### YOUR OBJECTIVE
Find each line with the string "Anti" and report it.

* Begin MATERIALS PROVIDED *

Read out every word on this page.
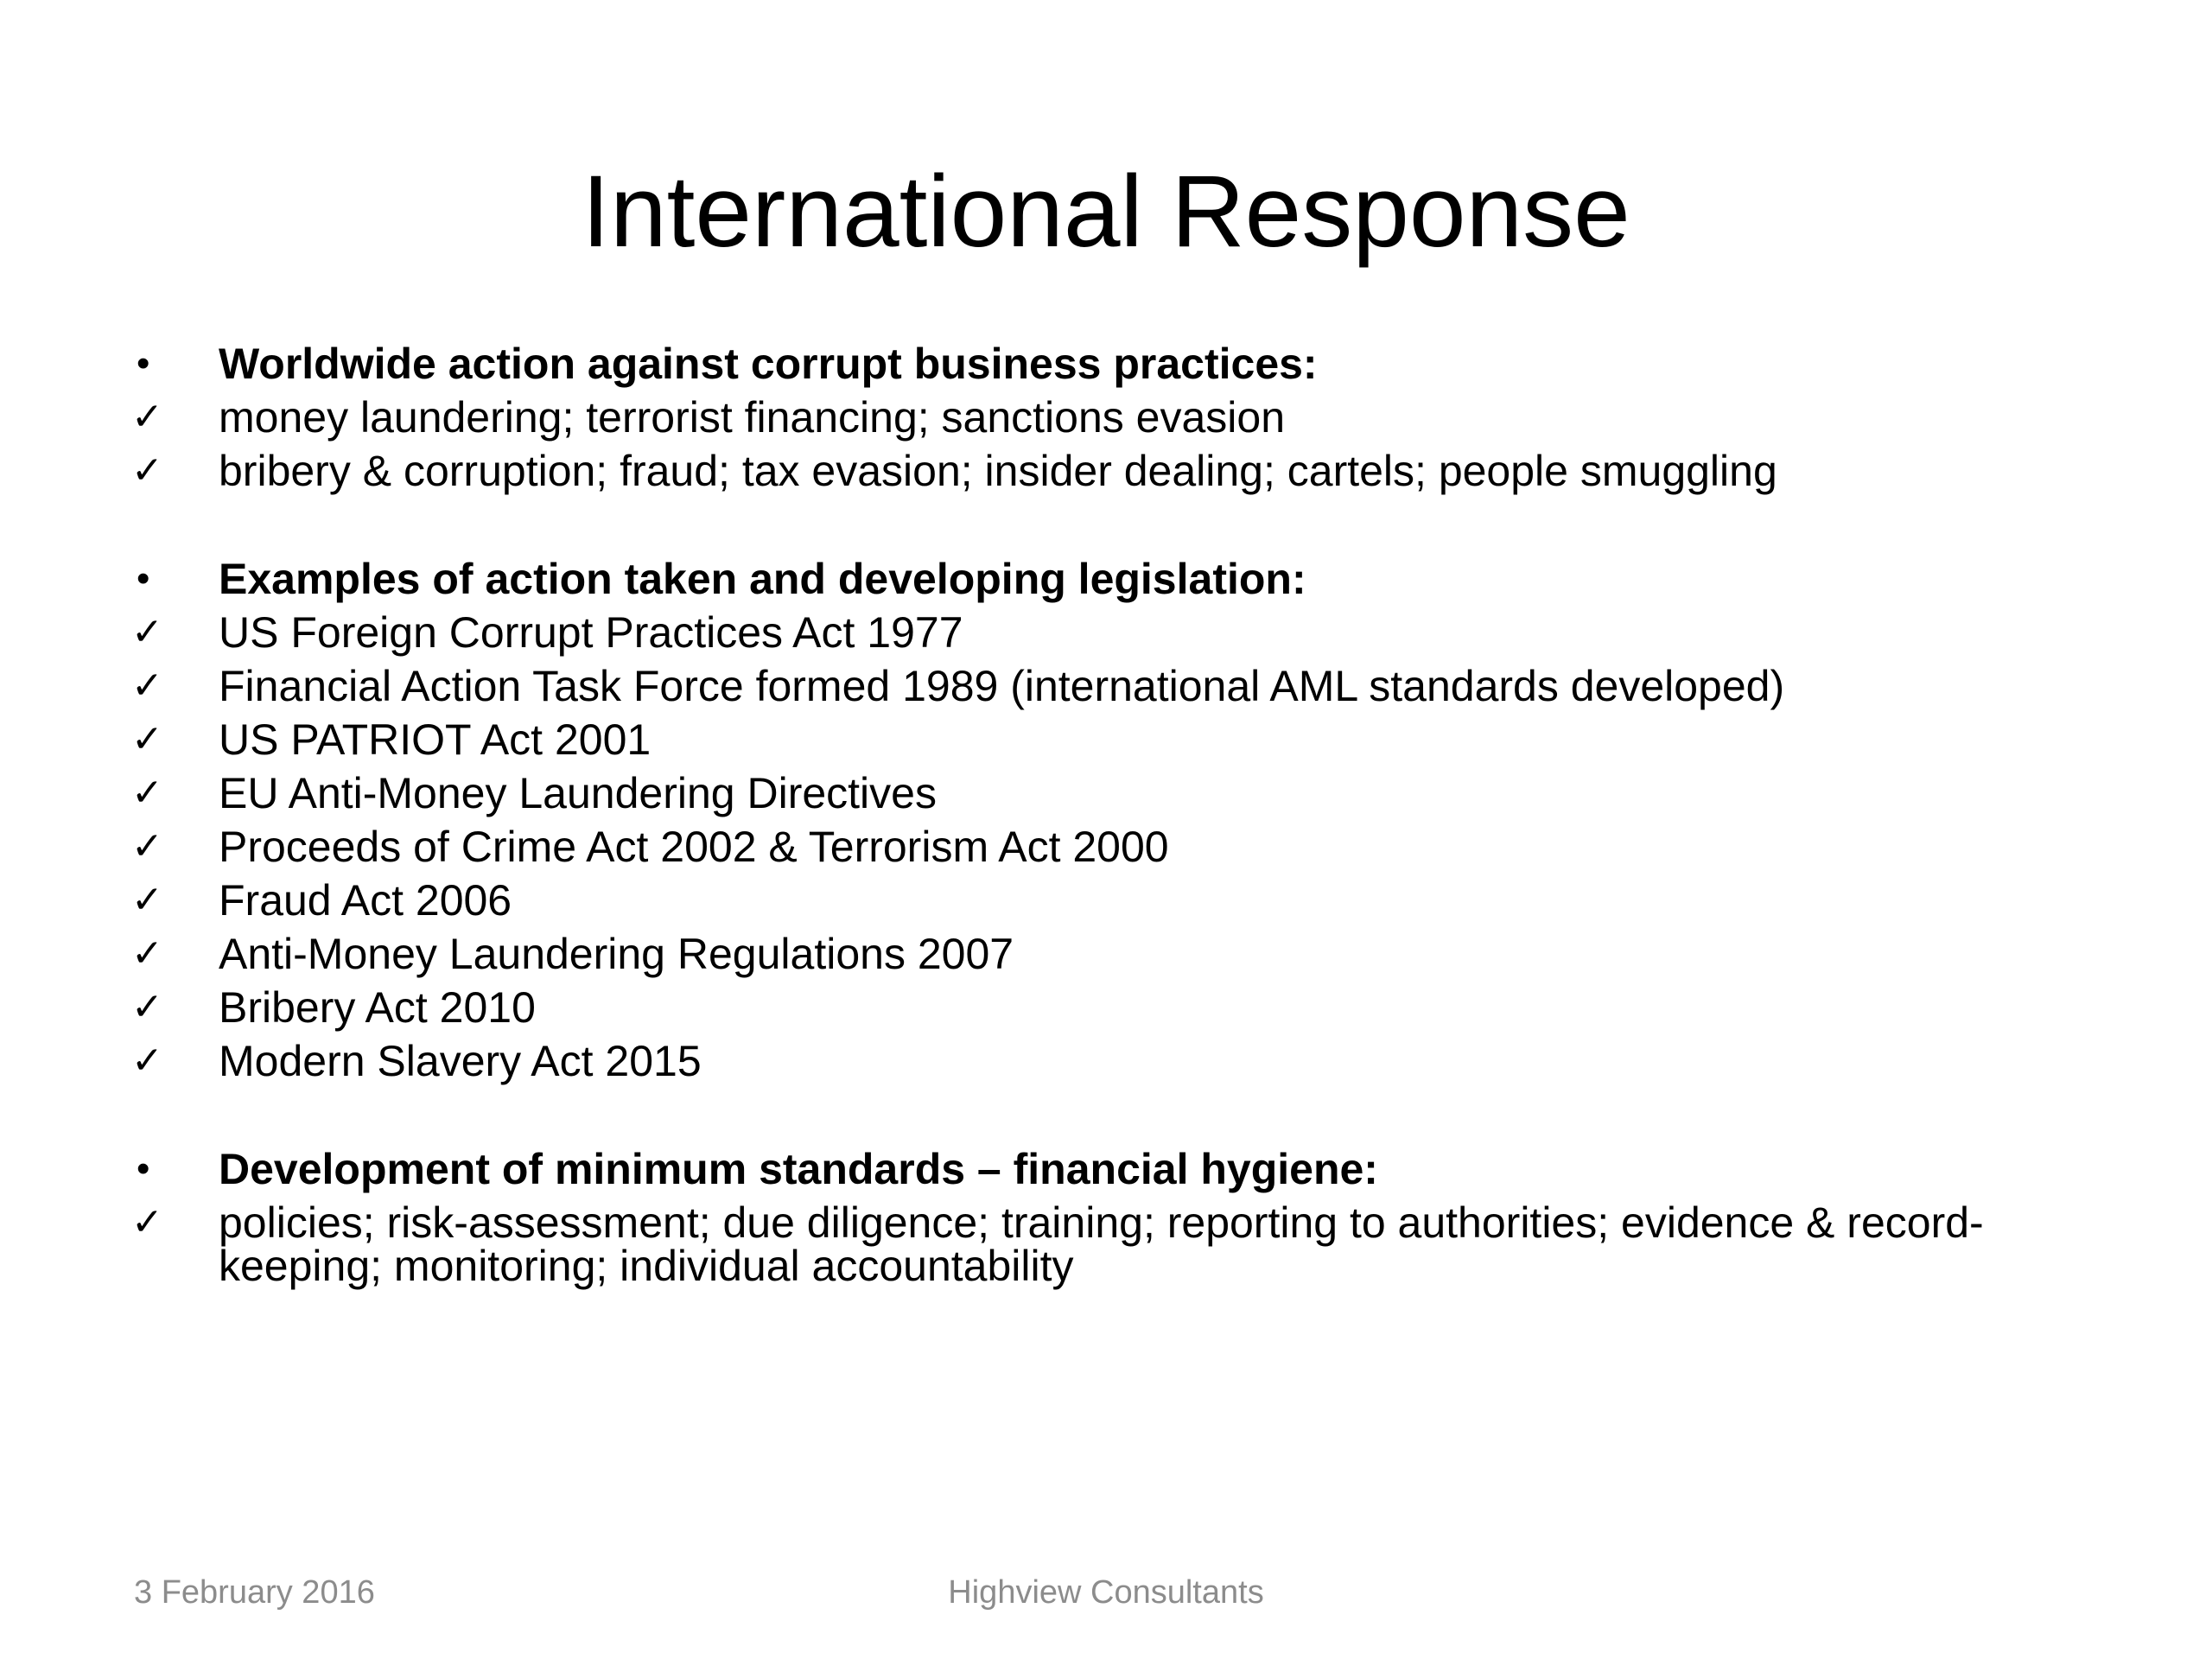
International Response
•	Worldwide action against corrupt business practices:
✓	money laundering; terrorist financing; sanctions evasion
✓	bribery & corruption; fraud; tax evasion; insider dealing; cartels; people smuggling
•	Examples of action taken and developing legislation:
✓	US Foreign Corrupt Practices Act 1977
✓	Financial Action Task Force formed 1989 (international AML standards developed)
✓	US PATRIOT Act 2001
✓	EU Anti-Money Laundering Directives
✓	Proceeds of Crime Act 2002 & Terrorism Act 2000
✓	Fraud Act 2006
✓	Anti-Money Laundering Regulations 2007
✓	Bribery Act 2010
✓	Modern Slavery Act 2015
•	Development of minimum standards – financial hygiene:
✓	policies; risk-assessment; due diligence; training; reporting to authorities; evidence & record-keeping; monitoring; individual accountability
3 February 2016	Highview Consultants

* End MATERIALS PROVIDED *

### ANSWER BELOW
✓	EU Anti-Money Laundering Directives
✓	Anti-Money Laundering Regulations 2007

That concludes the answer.